[Begin Dataset extract]
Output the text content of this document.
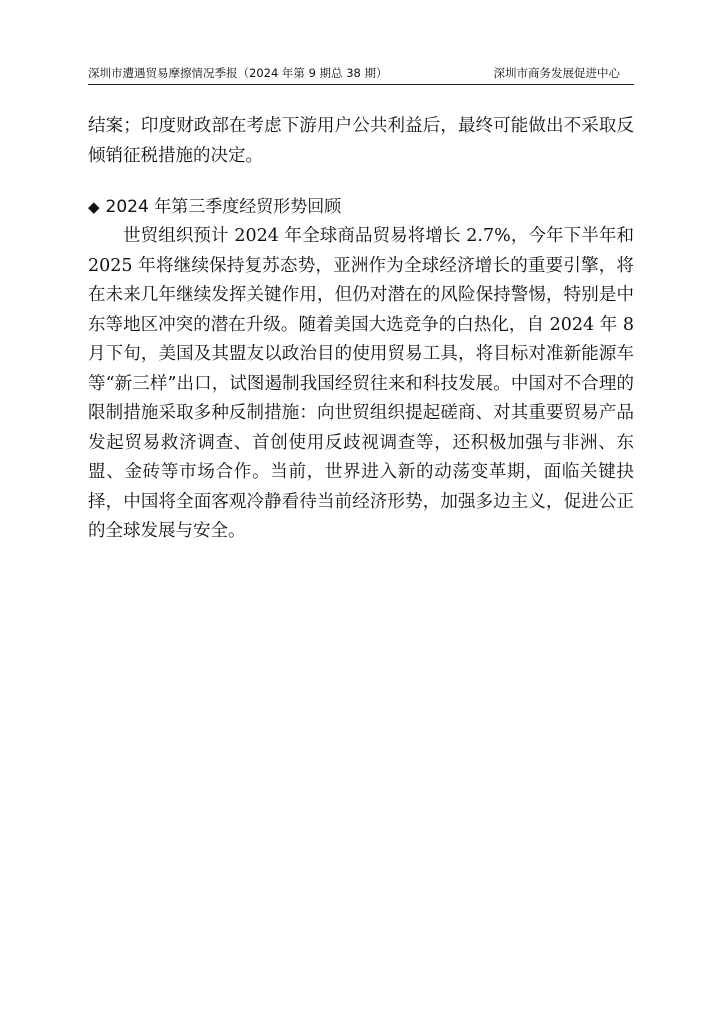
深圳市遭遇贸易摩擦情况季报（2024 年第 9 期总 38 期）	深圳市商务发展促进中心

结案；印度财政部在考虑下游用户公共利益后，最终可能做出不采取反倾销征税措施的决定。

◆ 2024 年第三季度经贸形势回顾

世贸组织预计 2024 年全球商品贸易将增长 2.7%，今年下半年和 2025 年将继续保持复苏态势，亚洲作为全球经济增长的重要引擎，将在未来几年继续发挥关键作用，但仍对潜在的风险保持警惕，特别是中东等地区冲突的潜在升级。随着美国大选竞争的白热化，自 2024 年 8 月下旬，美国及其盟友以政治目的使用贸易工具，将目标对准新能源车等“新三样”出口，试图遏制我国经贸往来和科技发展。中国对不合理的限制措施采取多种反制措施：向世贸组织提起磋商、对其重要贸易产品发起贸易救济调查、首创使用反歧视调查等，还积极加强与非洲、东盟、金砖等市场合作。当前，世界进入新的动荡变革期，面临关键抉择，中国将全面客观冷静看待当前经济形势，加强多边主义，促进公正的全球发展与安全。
[End Dataset extract]
## What the task requires
Reproduce the full material exactly, excluding the pictures.

## Written reply
Output the text content of this document.
深圳市遭遇贸易摩擦情况季报（2024 年第 9 期总 38 期）	深圳市商务发展促进中心

结案；印度财政部在考虑下游用户公共利益后，最终可能做出不采取反倾销征税措施的决定。

◆ 2024 年第三季度经贸形势回顾

世贸组织预计 2024 年全球商品贸易将增长 2.7%，今年下半年和 2025 年将继续保持复苏态势，亚洲作为全球经济增长的重要引擎，将在未来几年继续发挥关键作用，但仍对潜在的风险保持警惕，特别是中东等地区冲突的潜在升级。随着美国大选竞争的白热化，自 2024 年 8 月下旬，美国及其盟友以政治目的使用贸易工具，将目标对准新能源车等“新三样”出口，试图遏制我国经贸往来和科技发展。中国对不合理的限制措施采取多种反制措施：向世贸组织提起磋商、对其重要贸易产品发起贸易救济调查、首创使用反歧视调查等，还积极加强与非洲、东盟、金砖等市场合作。当前，世界进入新的动荡变革期，面临关键抉择，中国将全面客观冷静看待当前经济形势，加强多边主义，促进公正的全球发展与安全。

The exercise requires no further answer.